TEXT PROVIDED:
********************

3 t-SOT-VA: A New DCSR framework

3.1 Framework design: VarArray $\times$ t-SOT

Fig. 1 shows the overview of the proposed framework. The input multi-channel audio signals are first fed into the VarArray front-end, which generates two audio streams in a streaming fashion. These audio streams are then provided to the two-channel-input streaming end-to-end ASR model to generate the serialized transcription based on the t-SOT approach. Finally, it is deserialized to produce multi-talker transcriptions.

The proposed combination of VarArray and t-SOT ASR has multiple advantages. Firstly, thanks to the array-geometry-agnostic property of VarArray, the system is applicable to various microphone arrays without retraining. Secondly, by executing the VarArray processing on the microphone array device, we can limit the device-to-ASR-server data transmission needs to only two audio signals, which provides a large practical benefit. Thirdly, training our ASR model is much simpler than other multi-channel multi-talker ASR models as the latter ones require simulating multi-channel training data with realistic phase information [19, 26, 27] while our model does not. Finally, our ASR model can be easily fine-tuned by using the VarArray outputs for real multi-channel recordings and the corresponding time-annotated reference transcriptions. This is not the case with conventional systems that apply a single-talker ASR model to each separated signal. This is because, in order to fine-tune the single-talker model based on the separated signals, the reference transcriptions must be generated so that they match the separated signals, which can be tricky because the front-end may even split one utterance into different streams.

3.2 Two-channel transformer transducer

Fig. 2 shows the proposed architecture of the two-channel end-to-end ASR model. Our model is a modified version of the transformer transducer (TT) [31] and is obtained by splitting the transformer encoder to take in two audio signals. First, the audio input of each channel is converted to the log mel-filterbank, followed by two convolution layers. The output from the last convolution layer is then fed into a stack of transformer layers with cross-channel transformation. Let $x_{l,c}$ denote the output of the $l$ -th transformer layer in the $c$ -th channel, where $c\in\{0,1\}$ . The cross-channel transformation output, $\hat{x}_{l,c}$ , is calculated in the following two different ways:

	$\displaystyle\text{Scaling:}\;\;\;\;\;\;\;\;\;\;\;\;\>\,\hat{x}_{l,c}=x_{l,c}+s_{l}\cdot x_{l,(1-c)};~{}\text{or}$		(1)

********************

DATA SECTION:

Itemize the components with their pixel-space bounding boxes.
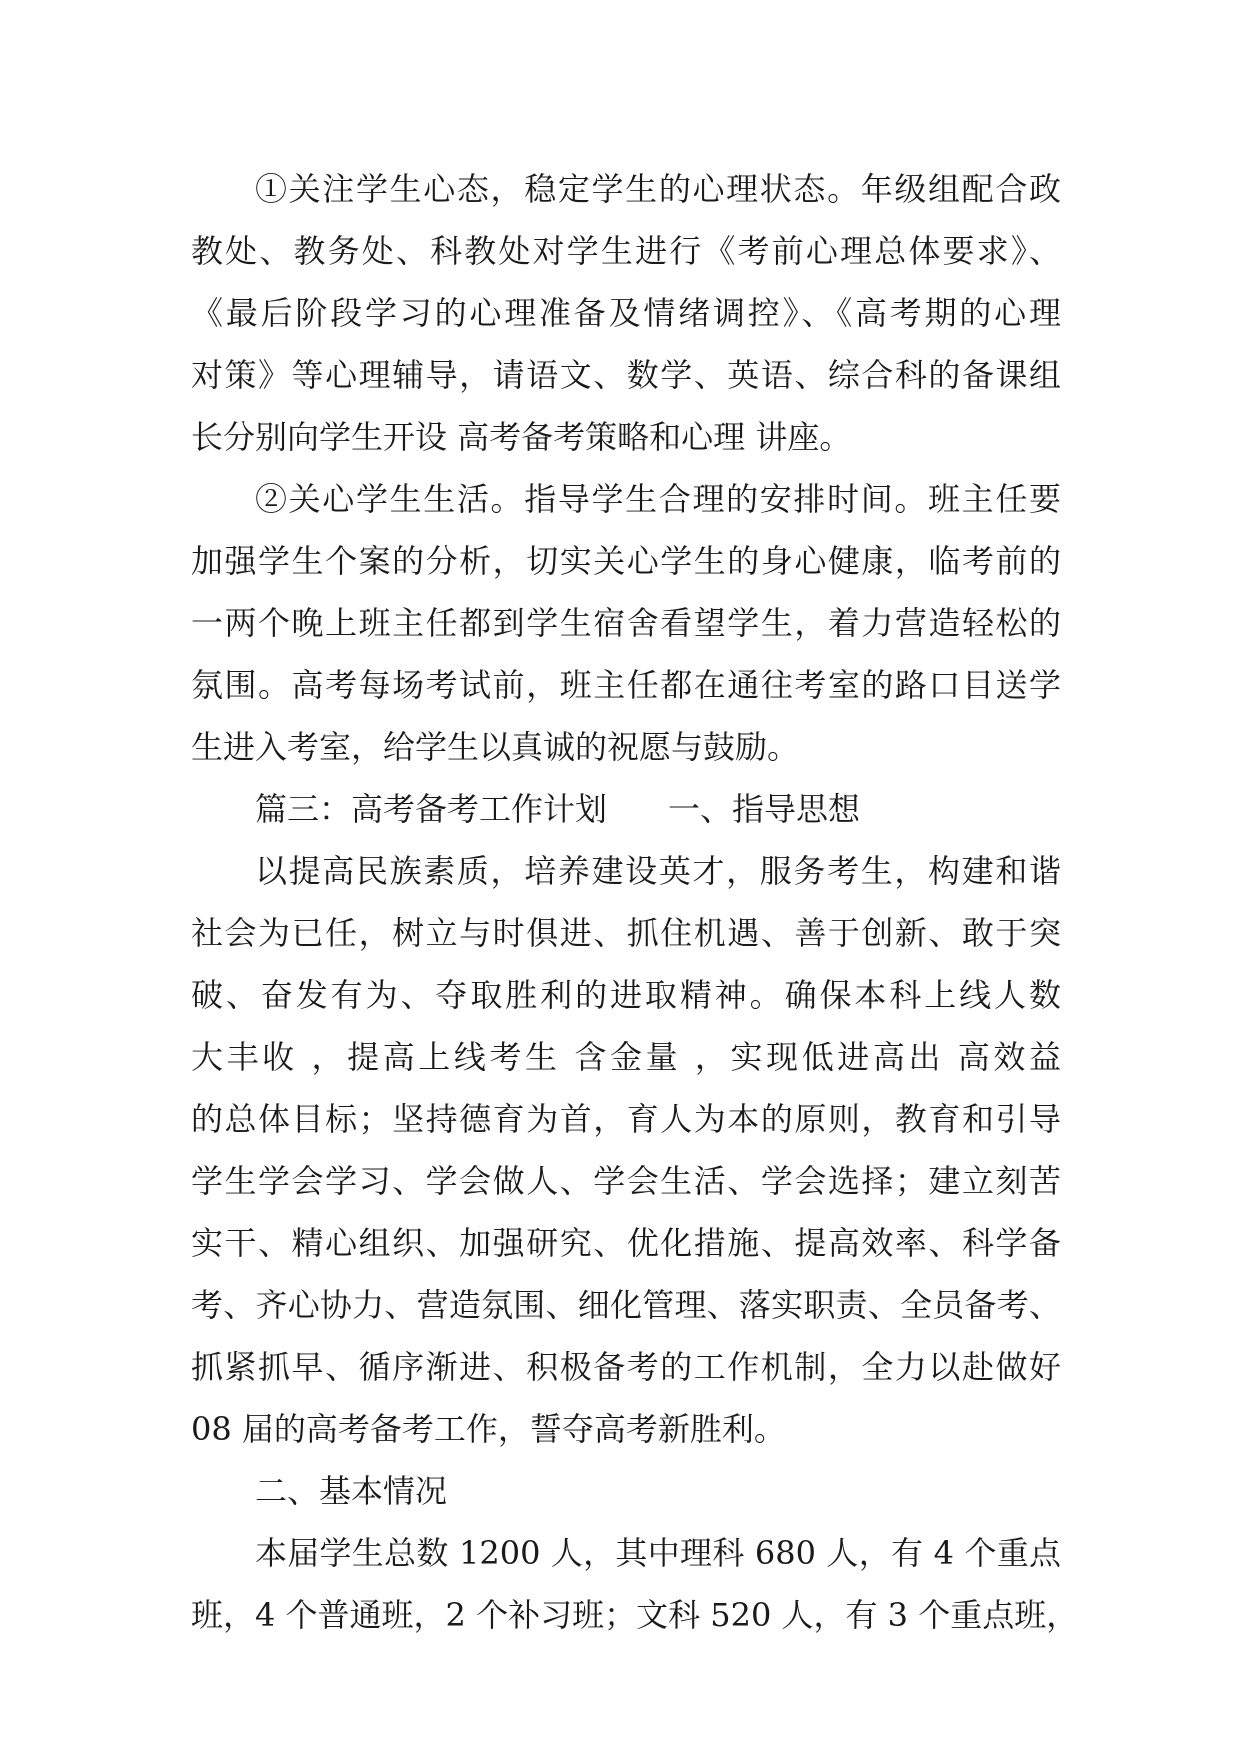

********************

WHAT TO DO:
1) In the text on the t-SOT-VA framework, how many audio streams does the VarArray front-end generate?
2) Write the next part of the text on the t-SOT-VA framework, continuing after its last line.

TASK ANSWERS:
1) Two

2)
	$\displaystyle\text{Projection:}\;\;\;\;\;\hat{x}_{l,c}=x_{l,c}+\phi(W_{l}\cdot x_{l,(1-c)}+b_{l}),$		(2)

where $s_{l}$ , $W_{l}$ , and $b_{l}$ are a learnable scalar, a weight matrix, and a bias vector, respectively, for the $l$ -th layer while $\phi()$ denotes a rectified linear unit activation function. The outputs of the $N$ -th transformer layer are summed across the channels, which is further processed by additional $(L-N)$ layers of transformer, with $L$ being the total number of the transformer encoders. On top of the encoder, a recurrent neural network transducer (RNN-T)-based decoder is applied to generate the serialized transcription described earlier.

Note that the parameters for the two-branched encoders, i.e., the parameters of the convolution layers, the first $N$ transformer layers, and the cross-channel transformations, are shared among the two channels. Therefore, the parameter count of the two-channel TT is almost the same as that of the conventional single-channel TT, where the difference comes only from the cross-channel transformations.

3.3 Three-stage training

Although VarArray is supposed to produce clean overlap-free signals, the actual outputs contain different kinds of processing errors and artifacts. In particular, two types of errors, called leakage and utterance split, are unique to CSS and VarArray. The leakage refers to generating the same speech content from both output channels. The utterance split refers to splitting one utterance into two or more pieces and generating them from different output channels. While these errors have a detrimental effect on existing systems [15], we can have the two-channel TT learn to handle such erroneous input. For this purpose, we propose a three-stage training scheme as follows, which considers the fact that we have a limited amount of real multi-channel training data while monaural single-talker ASR training data are available in large quantities. Below, let $S_{0}$ denote the large-scale single-talker ASR training set.

In the first stage, a conventional (i.e. single-channel) t-SOT multi-talker TT is trained by using a large-scale monaural multi-talker training set, $S_{1}$ , which is derived from $S_{0}$ by simulation. By following [25], each multi-talker training sample of $S_{1}$ can be generated by mixing randomly chosen two single-talker audio samples from $S_{0}$ with a random delay. During the model training, the samples are randomly picked from $S_{0}$ and $S_{1}$ at a 50:50 ratio.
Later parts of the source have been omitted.